Extract every line of the records that contains the string "icon", copying each such line in full.
▬▬▬▬▬▬▬▬▬▬
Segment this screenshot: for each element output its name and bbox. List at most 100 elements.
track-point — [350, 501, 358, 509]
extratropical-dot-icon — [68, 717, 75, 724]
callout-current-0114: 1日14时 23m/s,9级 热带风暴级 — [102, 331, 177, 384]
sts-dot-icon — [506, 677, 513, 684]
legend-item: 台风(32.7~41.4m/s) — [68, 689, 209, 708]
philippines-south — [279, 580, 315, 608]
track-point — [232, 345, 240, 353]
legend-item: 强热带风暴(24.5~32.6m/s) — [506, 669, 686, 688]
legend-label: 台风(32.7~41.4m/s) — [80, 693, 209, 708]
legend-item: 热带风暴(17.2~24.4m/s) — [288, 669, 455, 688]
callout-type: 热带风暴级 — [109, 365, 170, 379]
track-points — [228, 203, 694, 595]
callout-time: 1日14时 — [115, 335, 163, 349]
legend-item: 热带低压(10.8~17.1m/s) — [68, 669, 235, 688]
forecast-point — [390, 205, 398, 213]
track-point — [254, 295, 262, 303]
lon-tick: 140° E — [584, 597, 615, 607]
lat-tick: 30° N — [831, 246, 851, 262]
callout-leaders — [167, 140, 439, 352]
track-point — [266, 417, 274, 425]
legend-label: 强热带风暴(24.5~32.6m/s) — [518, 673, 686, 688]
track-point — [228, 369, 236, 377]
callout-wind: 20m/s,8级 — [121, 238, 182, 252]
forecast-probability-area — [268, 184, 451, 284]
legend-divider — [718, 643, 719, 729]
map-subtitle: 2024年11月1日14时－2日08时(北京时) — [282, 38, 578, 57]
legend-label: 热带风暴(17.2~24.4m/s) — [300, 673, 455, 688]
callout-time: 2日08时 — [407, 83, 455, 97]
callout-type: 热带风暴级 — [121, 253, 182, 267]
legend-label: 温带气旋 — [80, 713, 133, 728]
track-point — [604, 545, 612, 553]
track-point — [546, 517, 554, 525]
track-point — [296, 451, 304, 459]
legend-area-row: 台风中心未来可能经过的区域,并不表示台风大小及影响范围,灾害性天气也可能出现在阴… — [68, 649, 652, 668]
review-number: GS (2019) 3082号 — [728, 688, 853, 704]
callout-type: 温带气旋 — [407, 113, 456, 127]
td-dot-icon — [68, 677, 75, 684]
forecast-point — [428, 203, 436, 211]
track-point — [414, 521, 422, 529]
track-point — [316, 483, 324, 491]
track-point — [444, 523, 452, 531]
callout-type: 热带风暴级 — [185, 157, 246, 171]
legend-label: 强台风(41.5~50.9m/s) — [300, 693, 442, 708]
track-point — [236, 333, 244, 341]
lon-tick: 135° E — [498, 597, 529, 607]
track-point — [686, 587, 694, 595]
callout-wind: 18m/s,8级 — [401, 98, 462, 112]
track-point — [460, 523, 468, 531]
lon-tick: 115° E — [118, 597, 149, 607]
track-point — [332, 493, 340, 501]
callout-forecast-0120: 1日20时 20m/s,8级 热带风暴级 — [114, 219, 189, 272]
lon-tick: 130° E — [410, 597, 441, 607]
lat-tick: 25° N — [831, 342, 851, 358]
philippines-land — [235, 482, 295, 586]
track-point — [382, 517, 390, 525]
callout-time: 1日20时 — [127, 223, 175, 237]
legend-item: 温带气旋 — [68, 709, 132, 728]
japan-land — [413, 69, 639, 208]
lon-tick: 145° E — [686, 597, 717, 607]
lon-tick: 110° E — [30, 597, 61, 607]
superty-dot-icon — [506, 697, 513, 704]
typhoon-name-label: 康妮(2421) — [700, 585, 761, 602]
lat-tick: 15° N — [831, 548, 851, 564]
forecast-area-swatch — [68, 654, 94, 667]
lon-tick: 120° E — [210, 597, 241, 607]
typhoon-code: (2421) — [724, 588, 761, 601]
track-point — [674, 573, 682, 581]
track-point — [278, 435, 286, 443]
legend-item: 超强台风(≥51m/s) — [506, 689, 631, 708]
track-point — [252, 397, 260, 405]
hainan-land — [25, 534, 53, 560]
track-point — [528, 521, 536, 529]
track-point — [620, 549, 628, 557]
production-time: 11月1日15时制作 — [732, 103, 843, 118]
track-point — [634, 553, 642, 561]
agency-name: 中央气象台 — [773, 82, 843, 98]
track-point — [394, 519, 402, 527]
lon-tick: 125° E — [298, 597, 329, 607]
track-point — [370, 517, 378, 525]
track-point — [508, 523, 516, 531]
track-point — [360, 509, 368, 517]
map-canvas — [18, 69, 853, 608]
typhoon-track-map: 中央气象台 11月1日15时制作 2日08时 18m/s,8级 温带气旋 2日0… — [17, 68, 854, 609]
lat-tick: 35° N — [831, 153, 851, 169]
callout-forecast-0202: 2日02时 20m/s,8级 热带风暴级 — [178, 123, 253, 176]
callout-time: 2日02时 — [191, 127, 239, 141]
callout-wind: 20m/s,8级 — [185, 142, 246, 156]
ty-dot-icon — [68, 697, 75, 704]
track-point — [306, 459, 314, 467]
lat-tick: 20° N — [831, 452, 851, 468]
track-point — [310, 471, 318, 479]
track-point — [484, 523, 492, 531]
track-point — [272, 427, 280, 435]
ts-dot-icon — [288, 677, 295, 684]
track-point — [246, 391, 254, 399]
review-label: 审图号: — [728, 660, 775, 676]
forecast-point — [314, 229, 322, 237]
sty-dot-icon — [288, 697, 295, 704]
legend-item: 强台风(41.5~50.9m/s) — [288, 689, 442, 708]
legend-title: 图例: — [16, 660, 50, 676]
▬▬▬▬▬▬▬▬▬▬
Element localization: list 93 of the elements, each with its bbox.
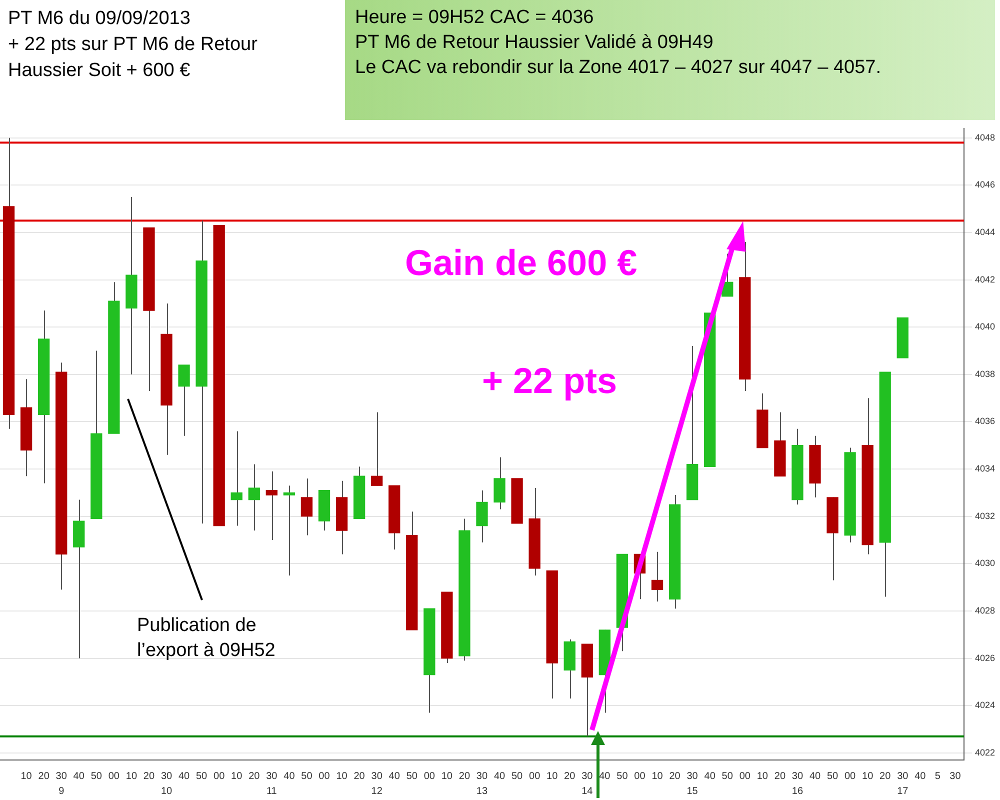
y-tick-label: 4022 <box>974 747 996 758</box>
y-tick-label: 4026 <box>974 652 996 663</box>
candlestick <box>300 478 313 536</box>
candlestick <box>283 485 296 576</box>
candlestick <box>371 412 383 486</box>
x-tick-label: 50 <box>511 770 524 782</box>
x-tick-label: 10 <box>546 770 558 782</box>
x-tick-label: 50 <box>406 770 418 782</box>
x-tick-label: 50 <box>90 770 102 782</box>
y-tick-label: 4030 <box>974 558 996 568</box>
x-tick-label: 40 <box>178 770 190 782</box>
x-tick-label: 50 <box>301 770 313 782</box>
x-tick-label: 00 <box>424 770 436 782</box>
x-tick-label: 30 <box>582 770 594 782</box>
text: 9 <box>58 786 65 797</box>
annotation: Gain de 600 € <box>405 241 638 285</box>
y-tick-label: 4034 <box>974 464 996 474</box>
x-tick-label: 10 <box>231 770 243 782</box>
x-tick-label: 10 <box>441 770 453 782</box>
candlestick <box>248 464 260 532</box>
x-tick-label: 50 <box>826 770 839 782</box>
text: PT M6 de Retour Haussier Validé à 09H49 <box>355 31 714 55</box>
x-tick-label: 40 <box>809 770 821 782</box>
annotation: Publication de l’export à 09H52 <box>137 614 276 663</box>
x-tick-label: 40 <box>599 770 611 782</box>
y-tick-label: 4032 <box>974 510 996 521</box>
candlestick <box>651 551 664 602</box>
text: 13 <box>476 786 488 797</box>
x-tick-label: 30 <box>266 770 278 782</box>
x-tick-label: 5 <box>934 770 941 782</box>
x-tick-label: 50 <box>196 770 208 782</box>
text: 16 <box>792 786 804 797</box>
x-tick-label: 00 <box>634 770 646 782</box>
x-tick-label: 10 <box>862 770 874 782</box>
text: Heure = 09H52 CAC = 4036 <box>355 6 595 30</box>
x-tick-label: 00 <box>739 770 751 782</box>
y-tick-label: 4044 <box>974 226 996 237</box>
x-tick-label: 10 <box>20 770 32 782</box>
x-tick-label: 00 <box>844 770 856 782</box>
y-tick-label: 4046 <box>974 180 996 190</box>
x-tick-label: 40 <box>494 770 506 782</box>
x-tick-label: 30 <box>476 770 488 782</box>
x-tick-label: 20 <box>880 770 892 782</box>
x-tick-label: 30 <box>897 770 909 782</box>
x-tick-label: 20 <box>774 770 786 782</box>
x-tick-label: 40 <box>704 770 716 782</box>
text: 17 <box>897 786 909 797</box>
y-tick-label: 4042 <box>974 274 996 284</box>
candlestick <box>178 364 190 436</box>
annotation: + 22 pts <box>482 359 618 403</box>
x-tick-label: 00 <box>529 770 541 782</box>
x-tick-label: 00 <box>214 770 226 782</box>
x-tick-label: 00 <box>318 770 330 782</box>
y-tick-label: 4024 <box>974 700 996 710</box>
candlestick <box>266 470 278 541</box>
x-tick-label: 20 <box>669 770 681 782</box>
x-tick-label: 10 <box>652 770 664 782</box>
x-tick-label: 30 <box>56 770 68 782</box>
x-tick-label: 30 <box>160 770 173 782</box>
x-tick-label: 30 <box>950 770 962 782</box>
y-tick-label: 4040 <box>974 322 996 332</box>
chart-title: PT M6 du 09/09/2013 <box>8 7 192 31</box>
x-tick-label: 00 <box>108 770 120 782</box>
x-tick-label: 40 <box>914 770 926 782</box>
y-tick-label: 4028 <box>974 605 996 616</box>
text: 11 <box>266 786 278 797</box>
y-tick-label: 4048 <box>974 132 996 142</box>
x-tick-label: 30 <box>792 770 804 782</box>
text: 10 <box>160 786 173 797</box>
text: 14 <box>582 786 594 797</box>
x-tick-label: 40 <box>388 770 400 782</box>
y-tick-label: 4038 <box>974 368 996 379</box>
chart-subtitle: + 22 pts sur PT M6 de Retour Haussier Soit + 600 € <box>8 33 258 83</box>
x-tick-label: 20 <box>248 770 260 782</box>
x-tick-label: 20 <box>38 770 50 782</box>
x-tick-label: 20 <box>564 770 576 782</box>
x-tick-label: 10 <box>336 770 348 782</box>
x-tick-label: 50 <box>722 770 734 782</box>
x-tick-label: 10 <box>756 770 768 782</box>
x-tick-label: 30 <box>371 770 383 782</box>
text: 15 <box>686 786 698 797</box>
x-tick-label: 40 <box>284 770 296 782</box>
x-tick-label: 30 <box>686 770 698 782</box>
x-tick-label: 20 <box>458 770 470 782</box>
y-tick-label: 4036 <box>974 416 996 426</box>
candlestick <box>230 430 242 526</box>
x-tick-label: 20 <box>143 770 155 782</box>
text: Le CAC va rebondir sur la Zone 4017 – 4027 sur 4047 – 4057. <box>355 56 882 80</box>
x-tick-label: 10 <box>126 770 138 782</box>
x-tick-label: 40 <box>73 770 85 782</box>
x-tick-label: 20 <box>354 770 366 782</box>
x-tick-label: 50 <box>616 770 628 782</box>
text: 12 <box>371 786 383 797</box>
▬▬▬▬▬▬▬▬▬▬
RESULT FOR THIS TASK:
extratropical-dot-icon — [68, 717, 75, 724]
sts-dot-icon — [506, 677, 513, 684]
td-dot-icon — [68, 677, 75, 684]
superty-dot-icon — [506, 697, 513, 704]
ty-dot-icon — [68, 697, 75, 704]
ts-dot-icon — [288, 677, 295, 684]
sty-dot-icon — [288, 697, 295, 704]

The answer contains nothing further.